§ **What is expected**
Every record should be copied exactly, except that pictures are to be omitted.

§ **Given data**
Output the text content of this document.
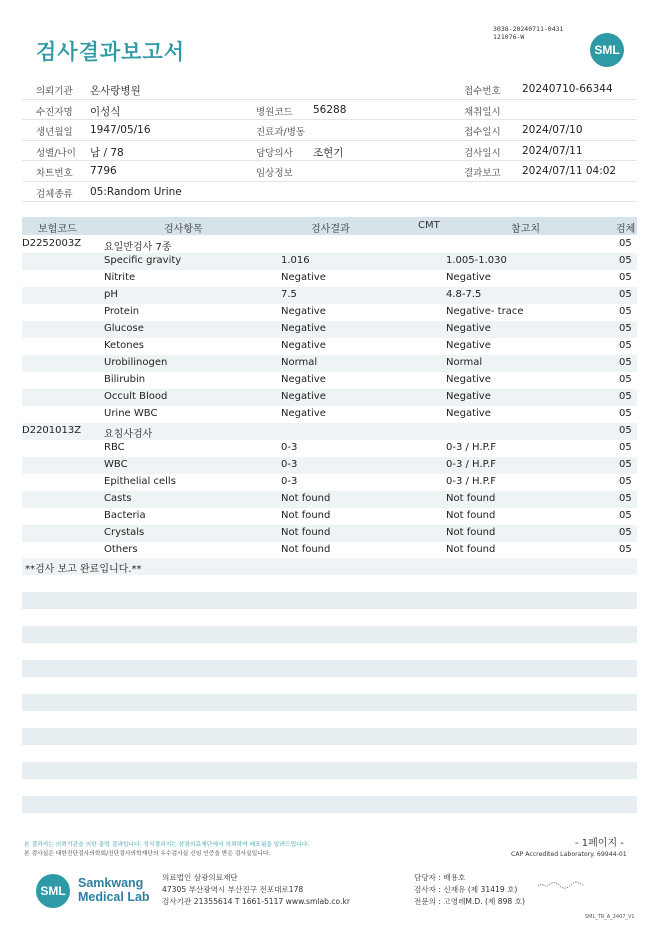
검사결과보고서
3038-20240711-0431
121076-W
SML
의뢰기관 온사랑병원	접수번호 20240710-66344
수진자명 이성식	병원코드 56288	채취일시
생년월일 1947/05/16	진료과/병동	접수일시 2024/07/10
성별/나이 남 / 78	담당의사 조현기	검사일시 2024/07/11
차트번호 7796	임상정보	결과보고 2024/07/11 04:02
검체종류 05:Random Urine
보험코드	검사항목	검사결과	CMT	참고치	검체
D2252003Z 요일반검사 7종	05
Specific gravity	1.016	1.005-1.030	05
Nitrite	Negative	Negative	05
pH	7.5	4.8-7.5	05
Protein	Negative	Negative- trace	05
Glucose	Negative	Negative	05
Ketones	Negative	Negative	05
Urobilinogen	Normal	Normal	05
Bilirubin	Negative	Negative	05
Occult Blood	Negative	Negative	05
Urine WBC	Negative	Negative	05
D2201013Z 요침사검사	05
RBC	0-3	0-3 / H.P.F	05
WBC	0-3	0-3 / H.P.F	05
Epithelial cells	0-3	0-3 / H.P.F	05
Casts	Not found	Not found	05
Bacteria	Not found	Not found	05
Crystals	Not found	Not found	05
Others	Not found	Not found	05
**검사 보고 완료입니다.**
- 1페이지 -
본 결과지는 의뢰기관을 의한 출력 결과입니다. 정식결과지는 삼광의료재단에서 의뢰하여 배포됨을 알려드립니다.
본 검사실은 대한진단검사의학회/진단검사의학재단의 우수검사실 신임 인증을 받은 검사실입니다.	CAP Accredited Laboratory. 69944-01
SML
Samkwang
Medical Lab
의료법인 삼광의료재단
47305 부산광역시 부산진구 전포대로178
검사기관 21355614 T 1661-5117 www.smlab.co.kr
담당자 : 배용호
검사자 : 신재유 (제 31419 호)
전문의 : 고영레M.D. (제 898 호)
SML_TR_A_2407_V1
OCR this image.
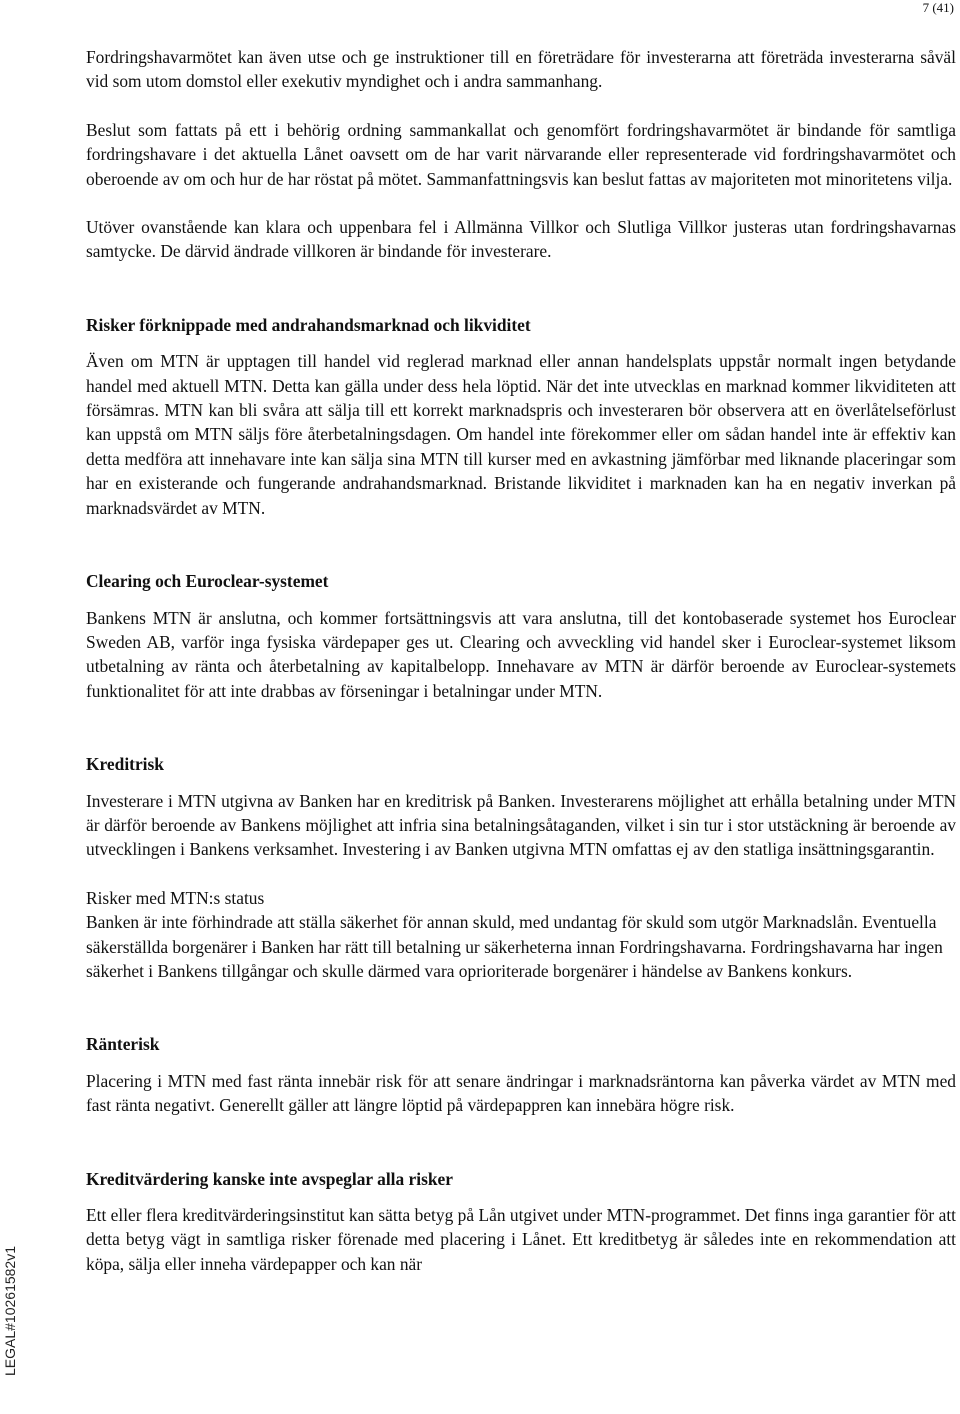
7 (41)
LEGAL#10261582v1

Fordringshavarmötet kan även utse och ge instruktioner till en företrädare för investerarna att företräda investerarna såväl vid som utom domstol eller exekutiv myndighet och i andra sammanhang.

Beslut som fattats på ett i behörig ordning sammankallat och genomfört fordringshavarmötet är bindande för samtliga fordringshavare i det aktuella Lånet oavsett om de har varit närvarande eller representerade vid fordringshavarmötet och oberoende av om och hur de har röstat på mötet. Sammanfattningsvis kan beslut fattas av majoriteten mot minoritetens vilja.

Utöver ovanstående kan klara och uppenbara fel i Allmänna Villkor och Slutliga Villkor justeras utan fordringshavarnas samtycke. De därvid ändrade villkoren är bindande för investerare.

Risker förknippade med andrahandsmarknad och likviditet

Även om MTN är upptagen till handel vid reglerad marknad eller annan handelsplats uppstår normalt ingen betydande handel med aktuell MTN. Detta kan gälla under dess hela löptid. När det inte utvecklas en marknad kommer likviditeten att försämras. MTN kan bli svåra att sälja till ett korrekt marknadspris och investeraren bör observera att en överlåtelseförlust kan uppstå om MTN säljs före återbetalningsdagen. Om handel inte förekommer eller om sådan handel inte är effektiv kan detta medföra att innehavare inte kan sälja sina MTN till kurser med en avkastning jämförbar med liknande placeringar som har en existerande och fungerande andrahandsmarknad. Bristande likviditet i marknaden kan ha en negativ inverkan på marknadsvärdet av MTN.

Clearing och Euroclear-systemet

Bankens MTN är anslutna, och kommer fortsättningsvis att vara anslutna, till det kontobaserade systemet hos Euroclear Sweden AB, varför inga fysiska värdepaper ges ut. Clearing och avveckling vid handel sker i Euroclear-systemet liksom utbetalning av ränta och återbetalning av kapitalbelopp. Innehavare av MTN är därför beroende av Euroclear-systemets funktionalitet för att inte drabbas av förseningar i betalningar under MTN.

Kreditrisk

Investerare i MTN utgivna av Banken har en kreditrisk på Banken. Investerarens möjlighet att erhålla betalning under MTN är därför beroende av Bankens möjlighet att infria sina betalningsåtaganden, vilket i sin tur i stor utstäckning är beroende av utvecklingen i Bankens verksamhet. Investering i av Banken utgivna MTN omfattas ej av den statliga insättningsgarantin.

Risker med MTN:s status

Banken är inte förhindrade att ställa säkerhet för annan skuld, med undantag för skuld som utgör Marknadslån. Eventuella säkerställda borgenärer i Banken har rätt till betalning ur säkerheterna innan Fordringshavarna. Fordringshavarna har ingen säkerhet i Bankens tillgångar och skulle därmed vara oprioriterade borgenärer i händelse av Bankens konkurs.

Ränterisk

Placering i MTN med fast ränta innebär risk för att senare ändringar i marknadsräntorna kan påverka värdet av MTN med fast ränta negativt. Generellt gäller att längre löptid på värdepappren kan innebära högre risk.

Kreditvärdering kanske inte avspeglar alla risker

Ett eller flera kreditvärderingsinstitut kan sätta betyg på Lån utgivet under MTN-programmet. Det finns inga garantier för att detta betyg vägt in samtliga risker förenade med placering i Lånet. Ett kreditbetyg är således inte en rekommendation att köpa, sälja eller inneha värdepapper och kan när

§ **Response area**
Output the text content of this document.
검사결과보고서
3038-20240711-0431
121076-W
SML
의뢰기관 온사랑병원	접수번호 20240710-66344
수진자명 이성식	병원코드 56288	채취일시
생년월일 1947/05/16	진료과/병동	접수일시 2024/07/10
성별/나이 남 / 78	담당의사 조현기	검사일시 2024/07/11
차트번호 7796	임상정보	결과보고 2024/07/11 04:02
검체종류 05:Random Urine
보험코드	검사항목	검사결과	CMT	참고치	검체
D2252003Z 요일반검사 7종	05
Specific gravity	1.016	1.005-1.030	05
Nitrite	Negative	Negative	05
pH	7.5	4.8-7.5	05
Protein	Negative	Negative- trace	05
Glucose	Negative	Negative	05
Ketones	Negative	Negative	05
Urobilinogen	Normal	Normal	05
Bilirubin	Negative	Negative	05
Occult Blood	Negative	Negative	05
Urine WBC	Negative	Negative	05
D2201013Z 요침사검사	05
RBC	0-3	0-3 / H.P.F	05
WBC	0-3	0-3 / H.P.F	05
Epithelial cells	0-3	0-3 / H.P.F	05
Casts	Not found	Not found	05
Bacteria	Not found	Not found	05
Crystals	Not found	Not found	05
Others	Not found	Not found	05
**검사 보고 완료입니다.**
- 1페이지 -
본 결과지는 의뢰기관을 의한 출력 결과입니다. 정식결과지는 삼광의료재단에서 의뢰하여 배포됨을 알려드립니다.
본 검사실은 대한진단검사의학회/진단검사의학재단의 우수검사실 신임 인증을 받은 검사실입니다.	CAP Accredited Laboratory. 69944-01
SML
Samkwang
Medical Lab
의료법인 삼광의료재단
47305 부산광역시 부산진구 전포대로178
검사기관 21355614 T 1661-5117 www.smlab.co.kr
담당자 : 배용호
검사자 : 신재유 (제 31419 호)
전문의 : 고영레M.D. (제 898 호)
SML_TR_A_2407_V1
OCR this image.
7 (41)
LEGAL#10261582v1

Fordringshavarmötet kan även utse och ge instruktioner till en företrädare för investerarna att företräda investerarna såväl vid som utom domstol eller exekutiv myndighet och i andra sammanhang.

Beslut som fattats på ett i behörig ordning sammankallat och genomfört fordringshavarmötet är bindande för samtliga fordringshavare i det aktuella Lånet oavsett om de har varit närvarande eller representerade vid fordringshavarmötet och oberoende av om och hur de har röstat på mötet. Sammanfattningsvis kan beslut fattas av majoriteten mot minoritetens vilja.

Utöver ovanstående kan klara och uppenbara fel i Allmänna Villkor och Slutliga Villkor justeras utan fordringshavarnas samtycke. De därvid ändrade villkoren är bindande för investerare.

Risker förknippade med andrahandsmarknad och likviditet

Även om MTN är upptagen till handel vid reglerad marknad eller annan handelsplats uppstår normalt ingen betydande handel med aktuell MTN. Detta kan gälla under dess hela löptid. När det inte utvecklas en marknad kommer likviditeten att försämras. MTN kan bli svåra att sälja till ett korrekt marknadspris och investeraren bör observera att en överlåtelseförlust kan uppstå om MTN säljs före återbetalningsdagen. Om handel inte förekommer eller om sådan handel inte är effektiv kan detta medföra att innehavare inte kan sälja sina MTN till kurser med en avkastning jämförbar med liknande placeringar som har en existerande och fungerande andrahandsmarknad. Bristande likviditet i marknaden kan ha en negativ inverkan på marknadsvärdet av MTN.

Clearing och Euroclear-systemet

Bankens MTN är anslutna, och kommer fortsättningsvis att vara anslutna, till det kontobaserade systemet hos Euroclear Sweden AB, varför inga fysiska värdepaper ges ut. Clearing och avveckling vid handel sker i Euroclear-systemet liksom utbetalning av ränta och återbetalning av kapitalbelopp. Innehavare av MTN är därför beroende av Euroclear-systemets funktionalitet för att inte drabbas av förseningar i betalningar under MTN.

Kreditrisk

Investerare i MTN utgivna av Banken har en kreditrisk på Banken. Investerarens möjlighet att erhålla betalning under MTN är därför beroende av Bankens möjlighet att infria sina betalningsåtaganden, vilket i sin tur i stor utstäckning är beroende av utvecklingen i Bankens verksamhet. Investering i av Banken utgivna MTN omfattas ej av den statliga insättningsgarantin.

Risker med MTN:s status

Banken är inte förhindrade att ställa säkerhet för annan skuld, med undantag för skuld som utgör Marknadslån. Eventuella säkerställda borgenärer i Banken har rätt till betalning ur säkerheterna innan Fordringshavarna. Fordringshavarna har ingen säkerhet i Bankens tillgångar och skulle därmed vara oprioriterade borgenärer i händelse av Bankens konkurs.

Ränterisk

Placering i MTN med fast ränta innebär risk för att senare ändringar i marknadsräntorna kan påverka värdet av MTN med fast ränta negativt. Generellt gäller att längre löptid på värdepappren kan innebära högre risk.

Kreditvärdering kanske inte avspeglar alla risker

Ett eller flera kreditvärderingsinstitut kan sätta betyg på Lån utgivet under MTN-programmet. Det finns inga garantier för att detta betyg vägt in samtliga risker förenade med placering i Lånet. Ett kreditbetyg är således inte en rekommendation att köpa, sälja eller inneha värdepapper och kan när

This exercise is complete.